• **TO DO**
Write only the number of lines in the data that contain the word "category".

• **Data items**
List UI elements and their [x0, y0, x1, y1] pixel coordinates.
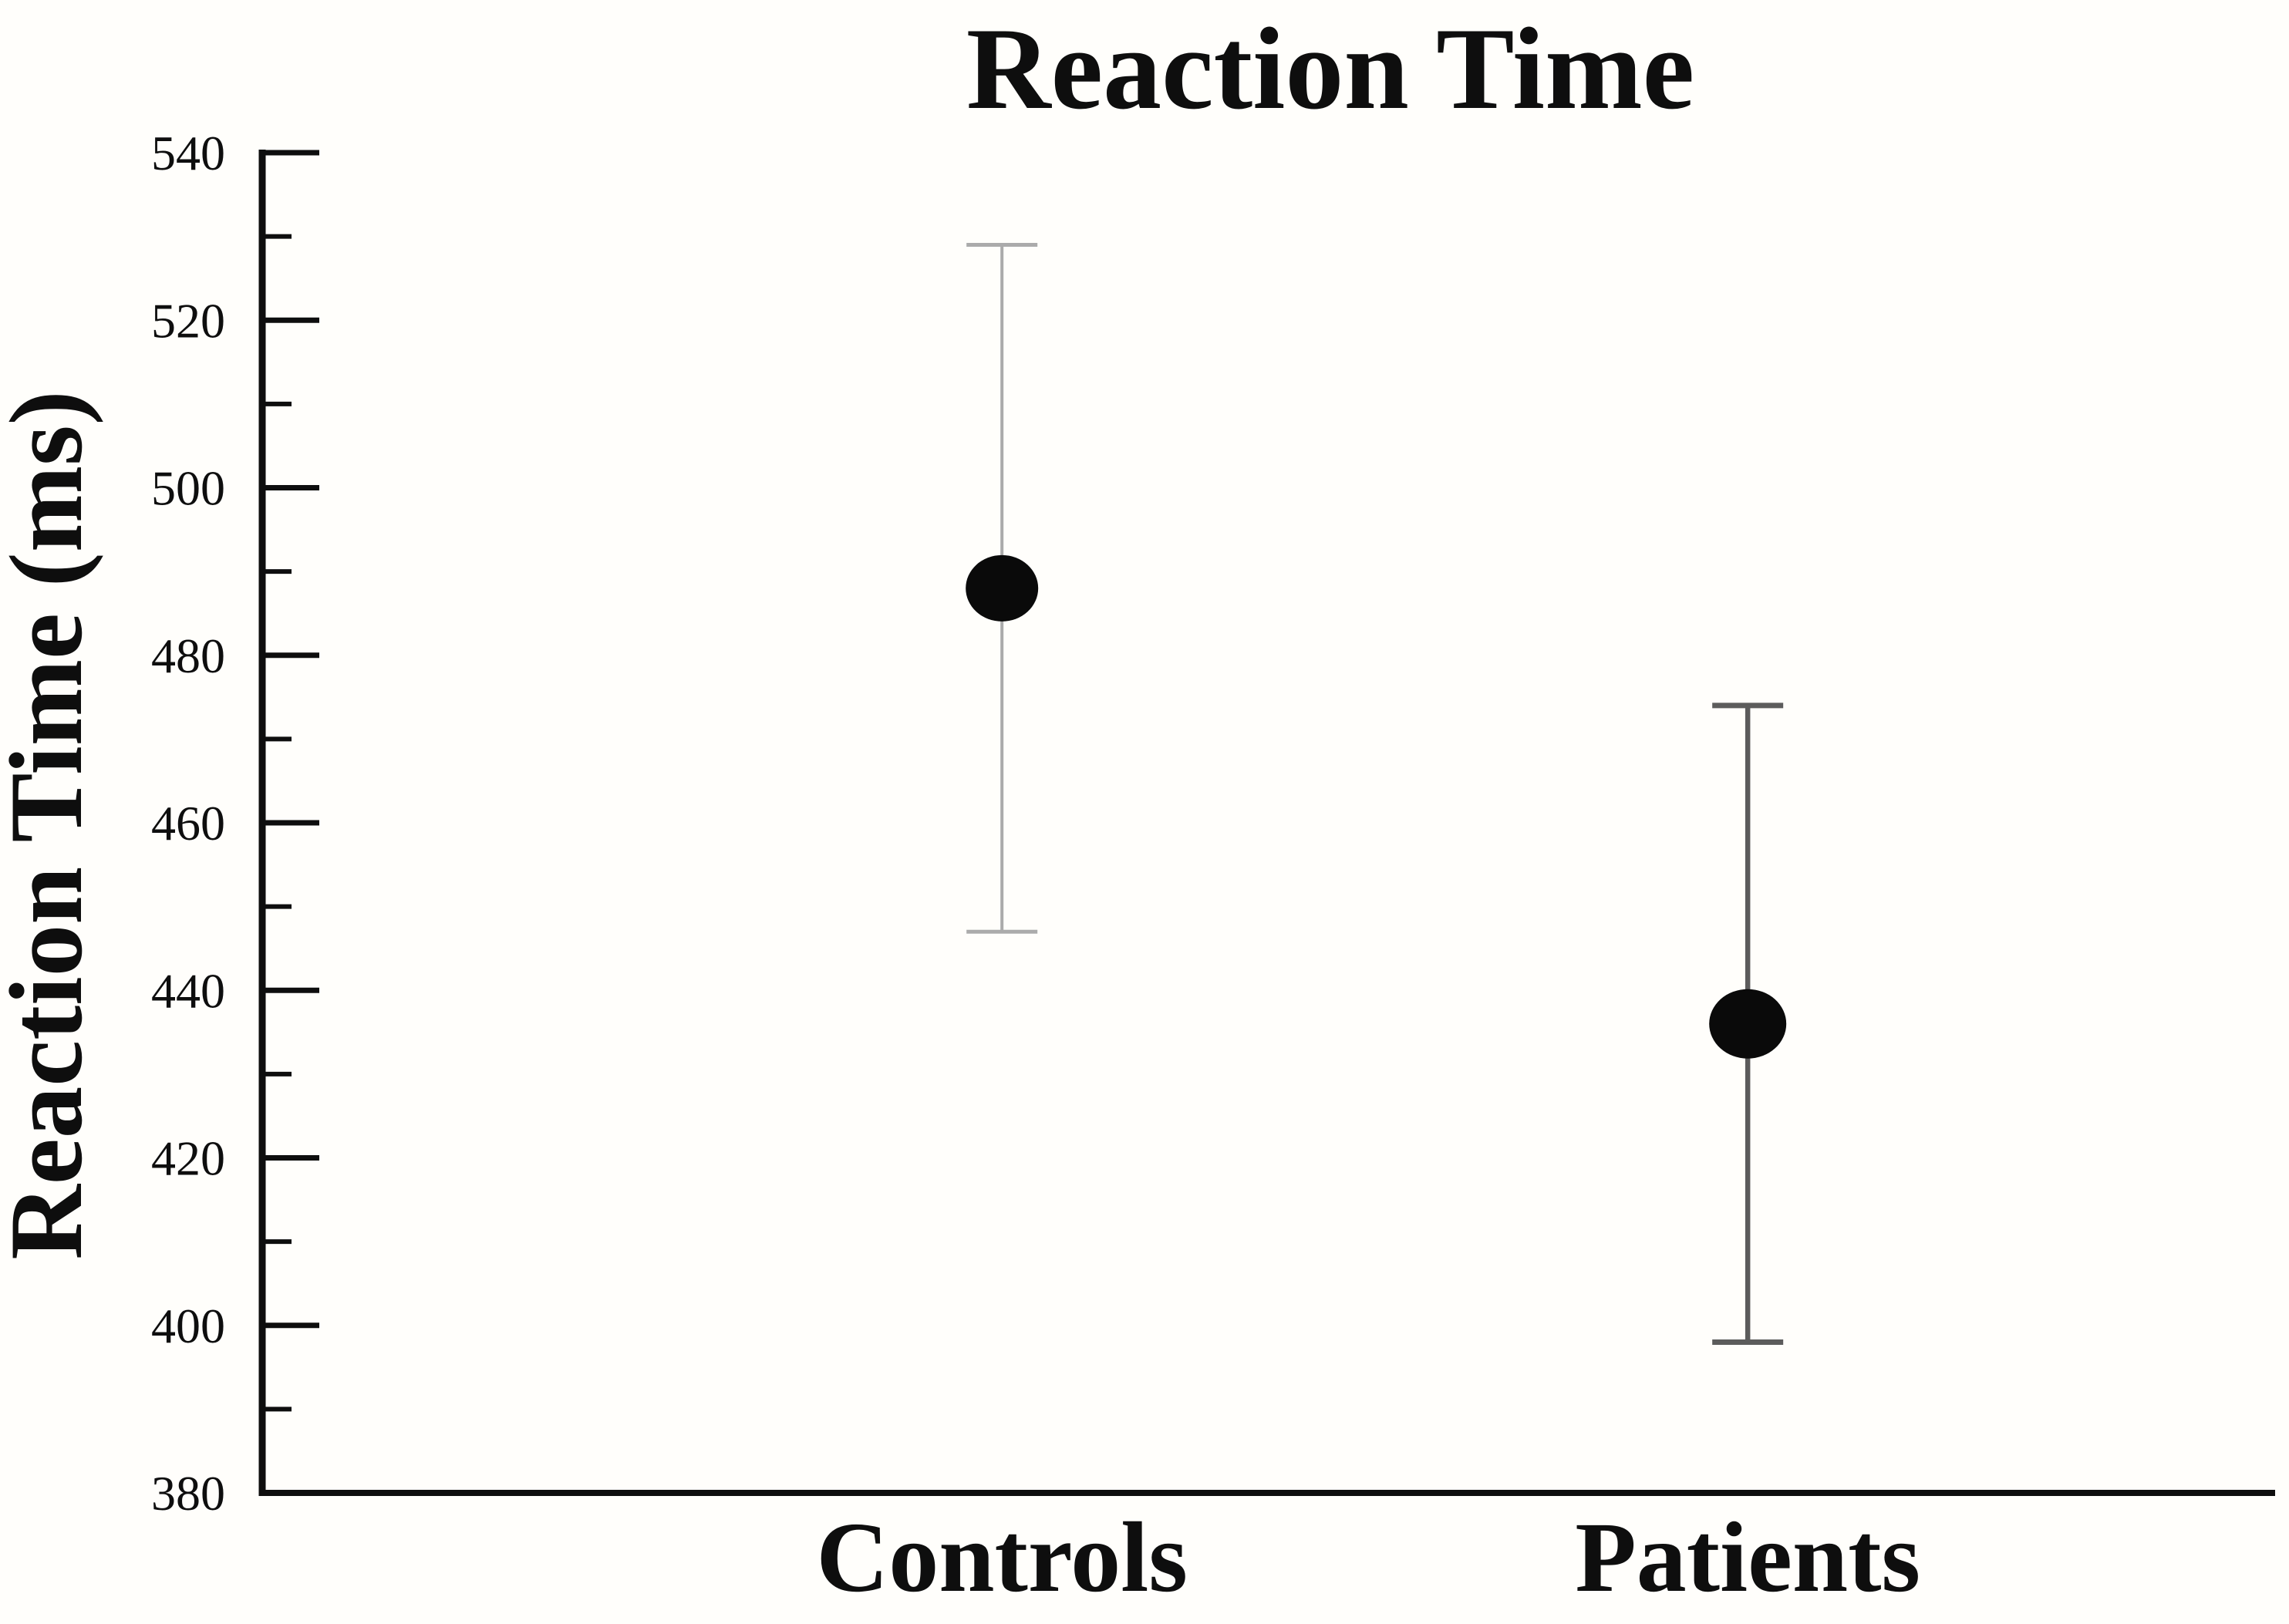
data-point-patients	[1709, 989, 1787, 1059]
y-tick-label: 520	[151, 293, 225, 348]
y-tick-label: 540	[151, 126, 225, 180]
chart-title: Reaction Time	[966, 4, 1694, 133]
x-category-label-patients: Patients	[1575, 1502, 1920, 1613]
y-tick-label: 400	[151, 1299, 225, 1353]
y-tick-label: 500	[151, 461, 225, 516]
y-tick-label: 440	[151, 963, 225, 1018]
y-tick-label: 420	[151, 1131, 225, 1186]
y-tick-label: 380	[151, 1466, 225, 1521]
y-axis-label: Reaction Time (ms)	[0, 390, 104, 1259]
y-tick-label: 480	[151, 628, 225, 683]
data-point-controls	[966, 554, 1039, 622]
y-tick-label: 460	[151, 796, 225, 851]
x-category-label-controls: Controls	[816, 1502, 1188, 1613]
plot-area: 380 400 420 440 460 480 500 520 540 Controls Patie…	[151, 126, 2275, 1613]
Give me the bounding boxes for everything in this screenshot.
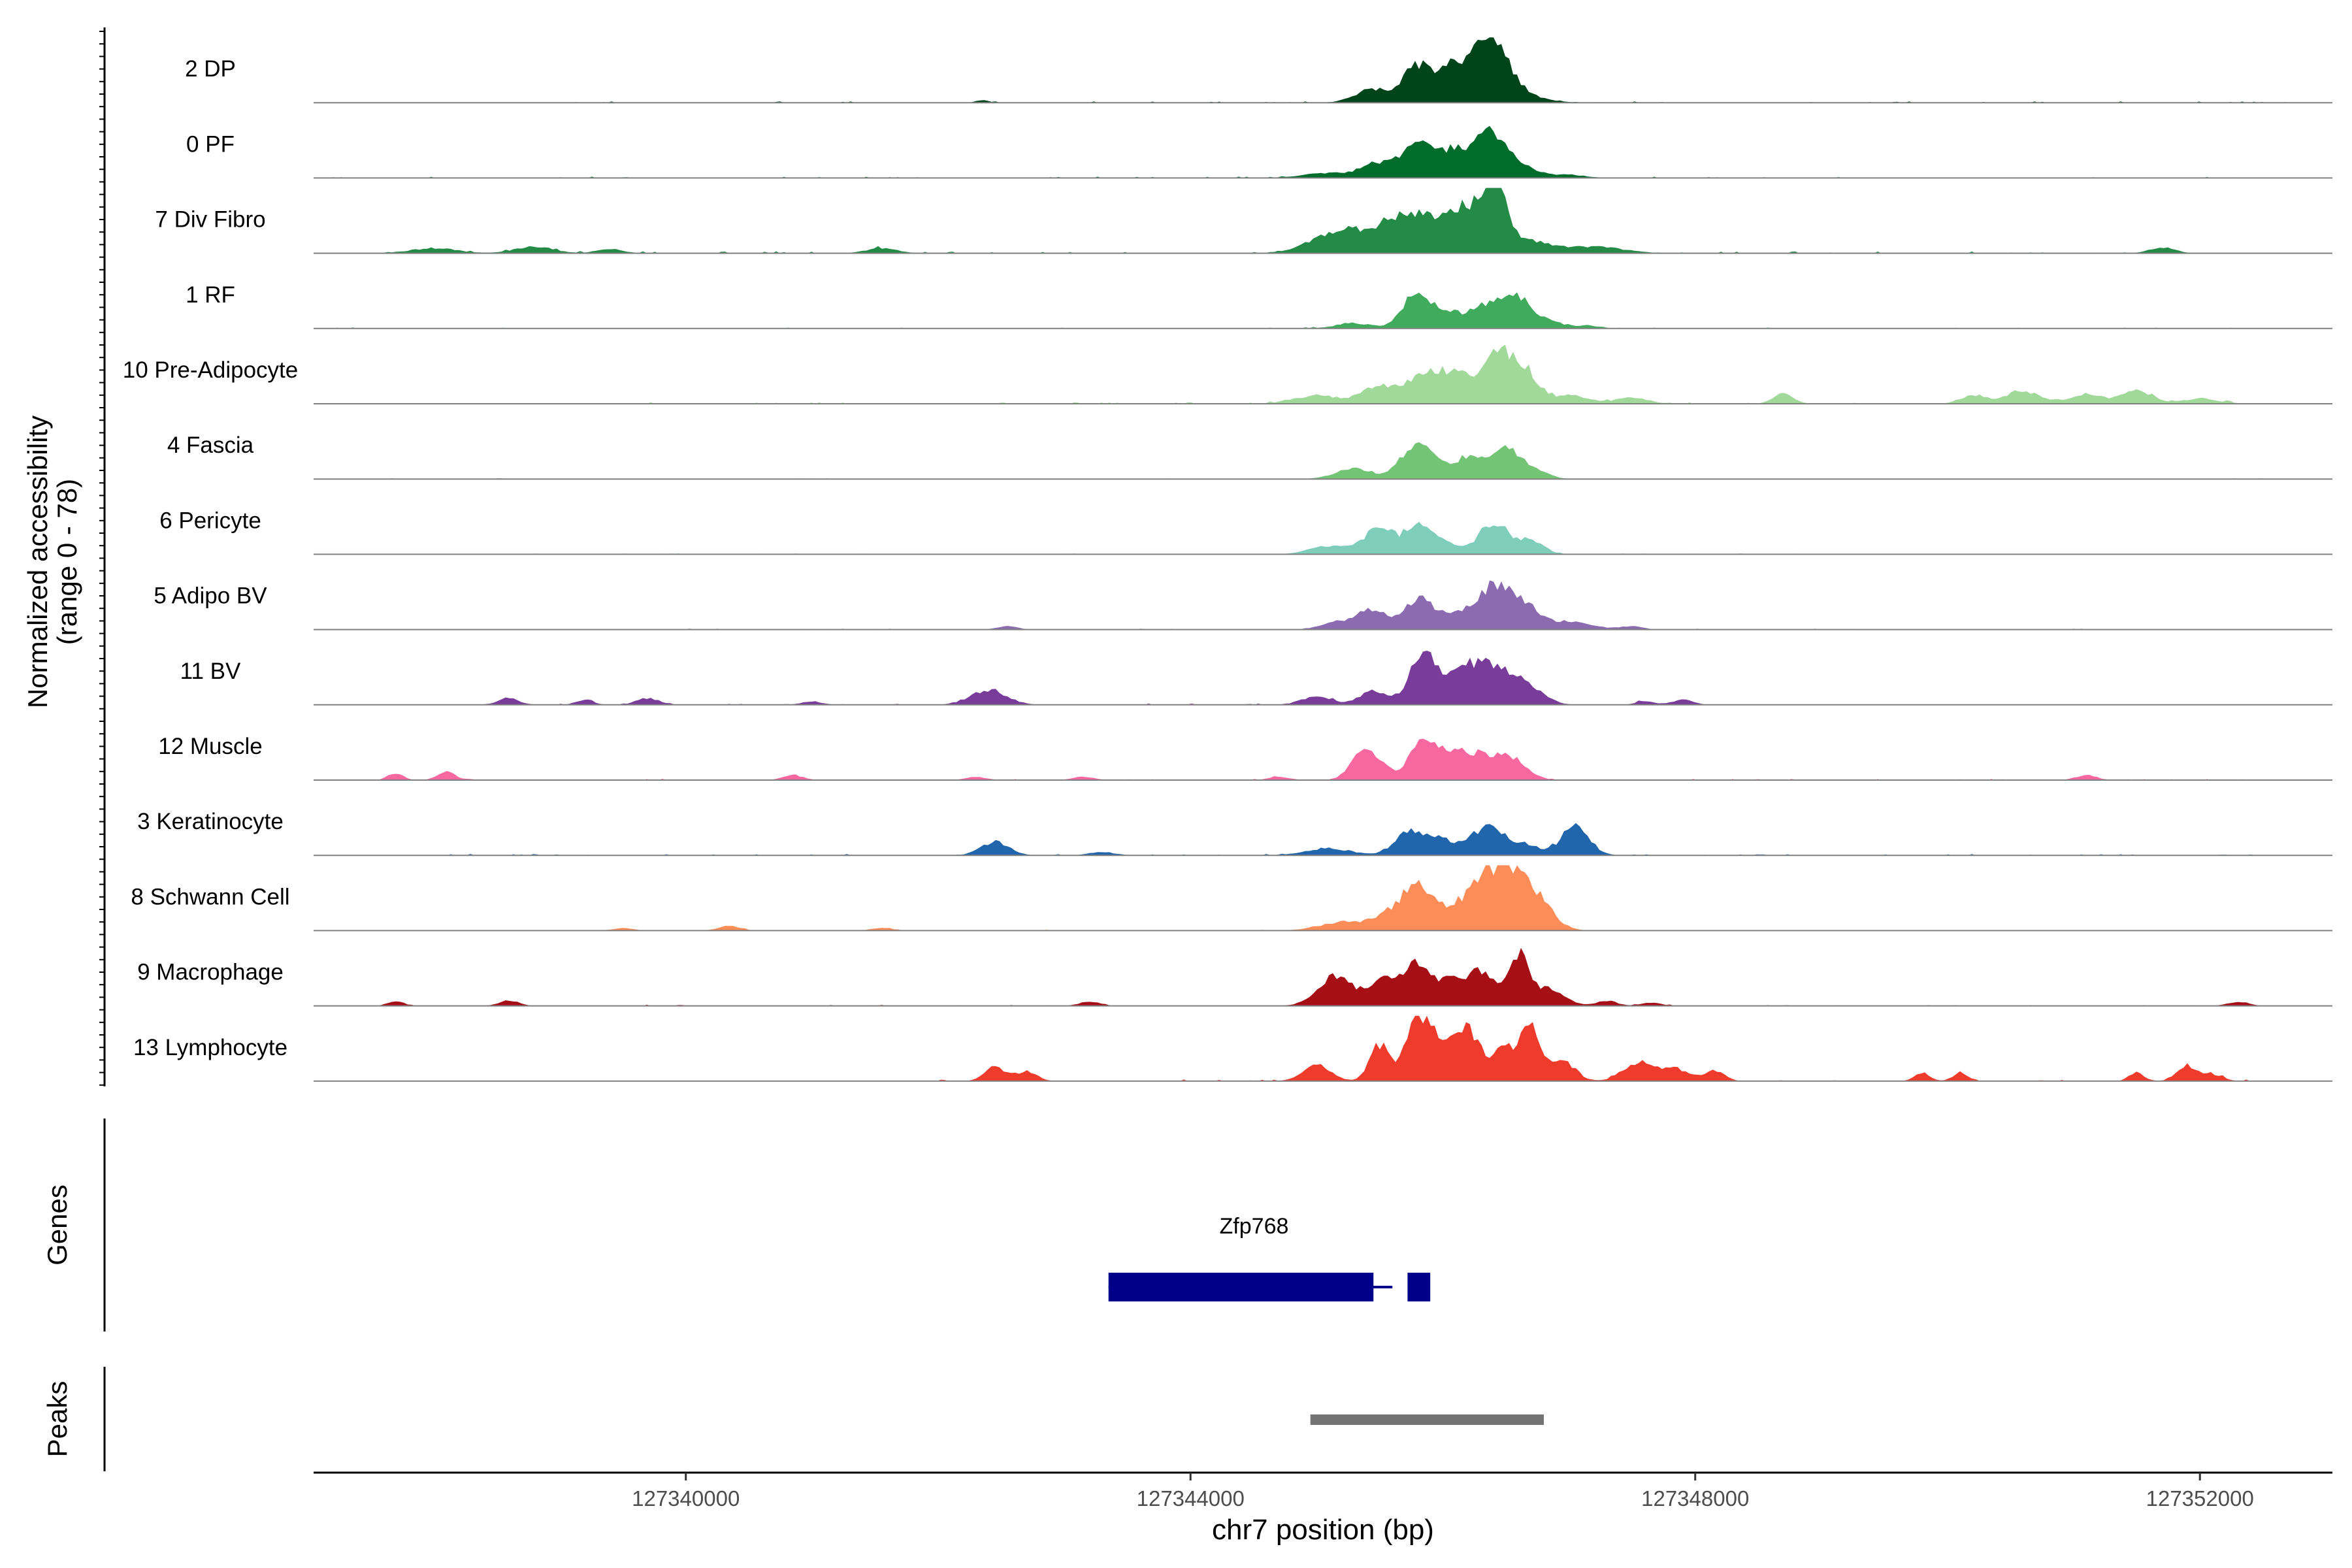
track-6: 6 Pericyte xyxy=(159,508,2332,555)
track-label: 4 Fascia xyxy=(167,433,254,458)
track-coverage-area xyxy=(314,37,2332,103)
track-12: 9 Macrophage xyxy=(137,947,2332,1007)
genes-panel-title: Genes xyxy=(42,1184,73,1266)
track-9: 12 Muscle xyxy=(158,734,2332,781)
gene-models: Zfp768 xyxy=(1108,1214,1431,1301)
track-coverage-area xyxy=(314,442,2332,480)
track-coverage-area xyxy=(314,947,2332,1006)
track-1: 0 PF xyxy=(186,125,2332,179)
track-coverage-area xyxy=(314,344,2332,404)
peaks-panel: Peaks xyxy=(42,1367,1544,1471)
track-label: 3 Keratinocyte xyxy=(137,809,284,834)
track-label: 5 Adipo BV xyxy=(154,583,267,609)
track-label: 11 BV xyxy=(180,659,241,684)
track-label: 8 Schwann Cell xyxy=(131,884,289,909)
track-label: 2 DP xyxy=(185,56,236,82)
track-11: 8 Schwann Cell xyxy=(131,865,2332,932)
peak-regions xyxy=(1310,1414,1544,1425)
gene-model: Zfp768 xyxy=(1108,1214,1431,1301)
track-4: 10 Pre-Adipocyte xyxy=(123,344,2332,404)
track-7: 5 Adipo BV xyxy=(154,580,2332,630)
track-0: 2 DP xyxy=(185,37,2332,104)
x-tick-label: 127352000 xyxy=(2146,1486,2254,1511)
track-coverage-area xyxy=(314,188,2332,253)
track-2: 7 Div Fibro xyxy=(155,188,2332,254)
track-label: 6 Pericyte xyxy=(159,508,261,533)
x-tick-label: 127340000 xyxy=(632,1486,740,1511)
gene-exon xyxy=(1407,1273,1431,1301)
track-3: 1 RF xyxy=(186,282,2332,329)
x-axis-title: chr7 position (bp) xyxy=(1212,1514,1434,1546)
coverage-tracks: 2 DP 0 PF 7 Div Fibro 1 RF 10 Pre-Adipocyte 4… xyxy=(123,37,2332,1082)
track-coverage-area xyxy=(314,521,2332,555)
x-axis: 127340000 127344000 127348000 127352000 chr… xyxy=(314,1471,2332,1546)
x-axis-ticks: 127340000 127344000 127348000 127352000 xyxy=(632,1473,2254,1511)
track-label: 0 PF xyxy=(186,131,235,157)
track-coverage-area xyxy=(314,580,2332,630)
track-8: 11 BV xyxy=(180,651,2332,706)
track-coverage-area xyxy=(314,125,2332,178)
track-label: 1 RF xyxy=(186,282,235,308)
track-label: 7 Div Fibro xyxy=(155,207,265,233)
peak-region xyxy=(1310,1414,1544,1425)
y-axis: Normalized accessibility (range 0 - 78) xyxy=(22,27,106,1086)
y-axis-subtitle: (range 0 - 78) xyxy=(52,479,82,645)
track-5: 4 Fascia xyxy=(167,433,2332,480)
y-axis-title: Normalized accessibility xyxy=(22,416,53,708)
track-coverage-area xyxy=(314,823,2332,856)
y-axis-ticks xyxy=(99,31,105,1086)
track-label: 13 Lymphocyte xyxy=(133,1035,287,1060)
track-13: 13 Lymphocyte xyxy=(133,1015,2332,1082)
gene-name: Zfp768 xyxy=(1220,1214,1289,1239)
track-coverage-area xyxy=(314,292,2332,329)
peaks-panel-title: Peaks xyxy=(42,1381,73,1458)
track-coverage-area xyxy=(314,865,2332,931)
x-tick-label: 127344000 xyxy=(1137,1486,1245,1511)
track-label: 12 Muscle xyxy=(158,734,263,759)
x-tick-label: 127348000 xyxy=(1641,1486,1749,1511)
track-coverage-area xyxy=(314,1015,2332,1081)
genes-panel: Genes Zfp768 xyxy=(42,1119,1431,1331)
track-10: 3 Keratinocyte xyxy=(137,809,2332,857)
track-coverage-area xyxy=(314,651,2332,705)
track-label: 9 Macrophage xyxy=(137,960,284,985)
track-label: 10 Pre-Adipocyte xyxy=(123,357,298,383)
track-coverage-area xyxy=(314,738,2332,780)
gene-exon xyxy=(1108,1273,1374,1301)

• **SOLVED EXERCISE**
2